[Do this]
Show every line that has the string "המטען" in it.

--- START Input data ---

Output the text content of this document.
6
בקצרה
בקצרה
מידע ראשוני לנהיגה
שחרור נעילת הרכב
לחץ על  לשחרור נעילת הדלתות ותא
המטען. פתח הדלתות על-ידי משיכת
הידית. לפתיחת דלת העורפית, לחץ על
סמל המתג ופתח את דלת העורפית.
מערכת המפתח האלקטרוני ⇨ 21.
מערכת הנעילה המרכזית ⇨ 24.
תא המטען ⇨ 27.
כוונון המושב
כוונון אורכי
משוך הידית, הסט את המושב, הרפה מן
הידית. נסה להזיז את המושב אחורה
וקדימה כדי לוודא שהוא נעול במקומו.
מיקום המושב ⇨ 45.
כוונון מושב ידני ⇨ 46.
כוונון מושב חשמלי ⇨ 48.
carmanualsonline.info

--- END Input data ---

[Exercise result]
המטען. פתח הדלתות על-ידי משיכת
תא המטען ⇨ 27.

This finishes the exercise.